Rows from a dataset
• • • •
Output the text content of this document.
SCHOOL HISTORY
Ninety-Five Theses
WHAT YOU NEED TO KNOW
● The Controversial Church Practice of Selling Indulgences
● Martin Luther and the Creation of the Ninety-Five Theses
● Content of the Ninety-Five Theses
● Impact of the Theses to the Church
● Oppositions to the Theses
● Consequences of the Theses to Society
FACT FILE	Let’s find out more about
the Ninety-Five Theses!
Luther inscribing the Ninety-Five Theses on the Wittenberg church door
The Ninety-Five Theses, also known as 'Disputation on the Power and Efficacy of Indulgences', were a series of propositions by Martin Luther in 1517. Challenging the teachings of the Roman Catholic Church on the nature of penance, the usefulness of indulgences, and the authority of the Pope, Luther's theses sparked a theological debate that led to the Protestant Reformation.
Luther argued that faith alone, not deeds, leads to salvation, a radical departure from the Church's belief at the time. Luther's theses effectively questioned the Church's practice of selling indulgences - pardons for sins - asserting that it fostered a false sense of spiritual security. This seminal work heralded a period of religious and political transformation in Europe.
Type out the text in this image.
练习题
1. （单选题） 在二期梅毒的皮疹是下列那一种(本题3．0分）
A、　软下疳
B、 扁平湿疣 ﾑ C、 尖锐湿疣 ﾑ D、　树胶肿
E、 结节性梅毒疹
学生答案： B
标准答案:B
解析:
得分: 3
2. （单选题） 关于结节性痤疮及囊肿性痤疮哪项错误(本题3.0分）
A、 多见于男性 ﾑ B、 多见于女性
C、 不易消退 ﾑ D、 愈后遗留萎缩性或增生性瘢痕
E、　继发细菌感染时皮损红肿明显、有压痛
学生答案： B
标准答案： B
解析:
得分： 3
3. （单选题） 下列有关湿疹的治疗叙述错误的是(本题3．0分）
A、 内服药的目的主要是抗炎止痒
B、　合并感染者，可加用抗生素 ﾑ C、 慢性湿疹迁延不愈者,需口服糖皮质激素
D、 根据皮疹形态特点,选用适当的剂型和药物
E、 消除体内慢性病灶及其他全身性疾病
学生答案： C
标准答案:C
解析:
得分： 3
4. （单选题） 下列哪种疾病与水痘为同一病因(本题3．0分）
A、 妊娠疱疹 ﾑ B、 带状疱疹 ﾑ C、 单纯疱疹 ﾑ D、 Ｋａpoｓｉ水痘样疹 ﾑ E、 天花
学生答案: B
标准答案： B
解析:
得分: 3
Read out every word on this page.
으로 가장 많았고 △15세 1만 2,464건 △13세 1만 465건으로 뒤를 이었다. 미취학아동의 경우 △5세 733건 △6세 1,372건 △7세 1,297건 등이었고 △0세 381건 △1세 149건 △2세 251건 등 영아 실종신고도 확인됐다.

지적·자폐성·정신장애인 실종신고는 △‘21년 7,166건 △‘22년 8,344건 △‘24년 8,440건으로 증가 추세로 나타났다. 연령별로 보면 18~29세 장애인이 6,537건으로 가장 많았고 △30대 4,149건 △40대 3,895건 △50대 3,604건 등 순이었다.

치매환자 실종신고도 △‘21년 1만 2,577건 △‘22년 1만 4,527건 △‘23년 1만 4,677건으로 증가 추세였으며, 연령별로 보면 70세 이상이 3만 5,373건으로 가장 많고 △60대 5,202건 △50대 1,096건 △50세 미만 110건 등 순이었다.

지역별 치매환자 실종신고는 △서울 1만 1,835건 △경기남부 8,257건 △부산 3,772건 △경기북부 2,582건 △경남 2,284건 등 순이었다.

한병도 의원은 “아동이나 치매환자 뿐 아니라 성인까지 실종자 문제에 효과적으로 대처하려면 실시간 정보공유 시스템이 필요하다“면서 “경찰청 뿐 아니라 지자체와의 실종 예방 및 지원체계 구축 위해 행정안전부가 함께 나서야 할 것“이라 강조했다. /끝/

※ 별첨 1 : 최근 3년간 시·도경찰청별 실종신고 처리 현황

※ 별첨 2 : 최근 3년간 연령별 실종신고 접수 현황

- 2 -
• • • •
Problem to work on: Pull out every line above that holds the word "실종신고는".

Output for this exercise:
지적·자폐성·정신장애인 실종신고는 △‘21년 7,166건 △‘22년 8,344건 △‘24년 8,440건으로 증가 추세로 나타났다. 연령별로 보면 18~29세 장애인이 6,537건으로 가장 많았고 △30대 4,149건 △40대 3,895건 △50대 3,604건 등 순이었다.
지역별 치매환자 실종신고는 △서울 1만 1,835건 △경기남부 8,257건 △부산 3,772건 △경기북부 2,582건 △경남 2,284건 등 순이었다.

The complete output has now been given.